──────── Listing ────────

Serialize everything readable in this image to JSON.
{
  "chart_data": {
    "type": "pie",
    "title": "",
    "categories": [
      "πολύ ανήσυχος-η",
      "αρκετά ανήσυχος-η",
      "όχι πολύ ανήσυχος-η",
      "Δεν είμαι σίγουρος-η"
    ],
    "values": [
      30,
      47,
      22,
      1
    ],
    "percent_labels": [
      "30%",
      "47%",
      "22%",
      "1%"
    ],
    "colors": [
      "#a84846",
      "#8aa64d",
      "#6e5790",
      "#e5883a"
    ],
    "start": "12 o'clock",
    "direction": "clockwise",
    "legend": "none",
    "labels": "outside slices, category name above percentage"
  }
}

────────

Given task:
The records above should be repeated in full, exactly as given.

Response to this exercise:
Serialize everything readable in this image to JSON.
{
  "chart_data": {
    "type": "pie",
    "title": "",
    "categories": [
      "πολύ ανήσυχος-η",
      "αρκετά ανήσυχος-η",
      "όχι πολύ ανήσυχος-η",
      "Δεν είμαι σίγουρος-η"
    ],
    "values": [
      30,
      47,
      22,
      1
    ],
    "percent_labels": [
      "30%",
      "47%",
      "22%",
      "1%"
    ],
    "colors": [
      "#a84846",
      "#8aa64d",
      "#6e5790",
      "#e5883a"
    ],
    "start": "12 o'clock",
    "direction": "clockwise",
    "legend": "none",
    "labels": "outside slices, category name above percentage"
  }
}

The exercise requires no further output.